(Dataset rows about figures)
↓↓↓

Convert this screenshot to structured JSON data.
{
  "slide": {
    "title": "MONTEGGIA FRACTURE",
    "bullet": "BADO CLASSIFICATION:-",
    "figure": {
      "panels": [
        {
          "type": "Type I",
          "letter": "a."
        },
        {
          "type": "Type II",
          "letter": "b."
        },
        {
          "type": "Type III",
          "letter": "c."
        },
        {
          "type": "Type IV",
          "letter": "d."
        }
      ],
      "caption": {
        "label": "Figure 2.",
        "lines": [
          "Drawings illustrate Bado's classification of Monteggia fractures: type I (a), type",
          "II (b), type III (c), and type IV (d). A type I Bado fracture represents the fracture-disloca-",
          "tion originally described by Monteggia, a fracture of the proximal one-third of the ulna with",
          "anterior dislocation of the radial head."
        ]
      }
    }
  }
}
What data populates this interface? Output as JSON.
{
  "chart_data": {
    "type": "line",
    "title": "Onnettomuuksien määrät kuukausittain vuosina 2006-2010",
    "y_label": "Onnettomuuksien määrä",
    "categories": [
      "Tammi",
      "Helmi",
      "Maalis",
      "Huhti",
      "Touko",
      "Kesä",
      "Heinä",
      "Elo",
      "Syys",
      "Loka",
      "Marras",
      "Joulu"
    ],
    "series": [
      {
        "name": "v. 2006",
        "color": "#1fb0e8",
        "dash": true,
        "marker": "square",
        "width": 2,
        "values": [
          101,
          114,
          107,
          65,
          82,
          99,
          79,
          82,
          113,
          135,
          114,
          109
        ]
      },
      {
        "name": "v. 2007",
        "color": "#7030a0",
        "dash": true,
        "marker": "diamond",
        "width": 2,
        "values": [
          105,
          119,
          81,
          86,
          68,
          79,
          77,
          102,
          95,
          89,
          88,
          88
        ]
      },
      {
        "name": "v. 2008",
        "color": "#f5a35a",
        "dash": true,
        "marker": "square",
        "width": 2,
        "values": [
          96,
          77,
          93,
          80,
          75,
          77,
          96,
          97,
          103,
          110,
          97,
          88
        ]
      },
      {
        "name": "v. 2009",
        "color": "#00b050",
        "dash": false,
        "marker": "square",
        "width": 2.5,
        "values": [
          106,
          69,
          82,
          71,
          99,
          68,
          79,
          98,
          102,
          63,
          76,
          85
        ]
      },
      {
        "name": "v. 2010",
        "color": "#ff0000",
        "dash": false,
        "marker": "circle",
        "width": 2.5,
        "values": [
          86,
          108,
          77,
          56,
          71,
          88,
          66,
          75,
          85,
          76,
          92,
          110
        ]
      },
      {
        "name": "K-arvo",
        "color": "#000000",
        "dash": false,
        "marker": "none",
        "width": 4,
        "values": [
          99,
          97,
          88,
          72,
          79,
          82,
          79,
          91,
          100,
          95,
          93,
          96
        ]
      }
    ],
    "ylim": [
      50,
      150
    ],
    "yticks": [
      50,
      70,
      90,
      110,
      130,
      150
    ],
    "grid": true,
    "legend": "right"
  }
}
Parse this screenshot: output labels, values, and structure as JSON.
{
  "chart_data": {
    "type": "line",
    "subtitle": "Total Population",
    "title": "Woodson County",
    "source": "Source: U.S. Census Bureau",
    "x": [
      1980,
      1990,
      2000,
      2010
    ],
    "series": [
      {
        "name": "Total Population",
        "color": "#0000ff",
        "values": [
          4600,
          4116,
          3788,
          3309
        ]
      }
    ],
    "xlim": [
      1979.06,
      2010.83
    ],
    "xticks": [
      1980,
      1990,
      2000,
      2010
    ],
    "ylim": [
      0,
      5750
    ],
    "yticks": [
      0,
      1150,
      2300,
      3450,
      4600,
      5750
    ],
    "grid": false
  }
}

↑↑↑

## What is expected
Copy every line of the records word for word.

## Output of the task
Convert this screenshot to structured JSON data.
{
  "slide": {
    "title": "MONTEGGIA FRACTURE",
    "bullet": "BADO CLASSIFICATION:-",
    "figure": {
      "panels": [
        {
          "type": "Type I",
          "letter": "a."
        },
        {
          "type": "Type II",
          "letter": "b."
        },
        {
          "type": "Type III",
          "letter": "c."
        },
        {
          "type": "Type IV",
          "letter": "d."
        }
      ],
      "caption": {
        "label": "Figure 2.",
        "lines": [
          "Drawings illustrate Bado's classification of Monteggia fractures: type I (a), type",
          "II (b), type III (c), and type IV (d). A type I Bado fracture represents the fracture-disloca-",
          "tion originally described by Monteggia, a fracture of the proximal one-third of the ulna with",
          "anterior dislocation of the radial head."
        ]
      }
    }
  }
}
What data populates this interface? Output as JSON.
{
  "chart_data": {
    "type": "line",
    "title": "Onnettomuuksien määrät kuukausittain vuosina 2006-2010",
    "y_label": "Onnettomuuksien määrä",
    "categories": [
      "Tammi",
      "Helmi",
      "Maalis",
      "Huhti",
      "Touko",
      "Kesä",
      "Heinä",
      "Elo",
      "Syys",
      "Loka",
      "Marras",
      "Joulu"
    ],
    "series": [
      {
        "name": "v. 2006",
        "color": "#1fb0e8",
        "dash": true,
        "marker": "square",
        "width": 2,
        "values": [
          101,
          114,
          107,
          65,
          82,
          99,
          79,
          82,
          113,
          135,
          114,
          109
        ]
      },
      {
        "name": "v. 2007",
        "color": "#7030a0",
        "dash": true,
        "marker": "diamond",
        "width": 2,
        "values": [
          105,
          119,
          81,
          86,
          68,
          79,
          77,
          102,
          95,
          89,
          88,
          88
        ]
      },
      {
        "name": "v. 2008",
        "color": "#f5a35a",
        "dash": true,
        "marker": "square",
        "width": 2,
        "values": [
          96,
          77,
          93,
          80,
          75,
          77,
          96,
          97,
          103,
          110,
          97,
          88
        ]
      },
      {
        "name": "v. 2009",
        "color": "#00b050",
        "dash": false,
        "marker": "square",
        "width": 2.5,
        "values": [
          106,
          69,
          82,
          71,
          99,
          68,
          79,
          98,
          102,
          63,
          76,
          85
        ]
      },
      {
        "name": "v. 2010",
        "color": "#ff0000",
        "dash": false,
        "marker": "circle",
        "width": 2.5,
        "values": [
          86,
          108,
          77,
          56,
          71,
          88,
          66,
          75,
          85,
          76,
          92,
          110
        ]
      },
      {
        "name": "K-arvo",
        "color": "#000000",
        "dash": false,
        "marker": "none",
        "width": 4,
        "values": [
          99,
          97,
          88,
          72,
          79,
          82,
          79,
          91,
          100,
          95,
          93,
          96
        ]
      }
    ],
    "ylim": [
      50,
      150
    ],
    "yticks": [
      50,
      70,
      90,
      110,
      130,
      150
    ],
    "grid": true,
    "legend": "right"
  }
}
Parse this screenshot: output labels, values, and structure as JSON.
{
  "chart_data": {
    "type": "line",
    "subtitle": "Total Population",
    "title": "Woodson County",
    "source": "Source: U.S. Census Bureau",
    "x": [
      1980,
      1990,
      2000,
      2010
    ],
    "series": [
      {
        "name": "Total Population",
        "color": "#0000ff",
        "values": [
          4600,
          4116,
          3788,
          3309
        ]
      }
    ],
    "xlim": [
      1979.06,
      2010.83
    ],
    "xticks": [
      1980,
      1990,
      2000,
      2010
    ],
    "ylim": [
      0,
      5750
    ],
    "yticks": [
      0,
      1150,
      2300,
      3450,
      4600,
      5750
    ],
    "grid": false
  }
}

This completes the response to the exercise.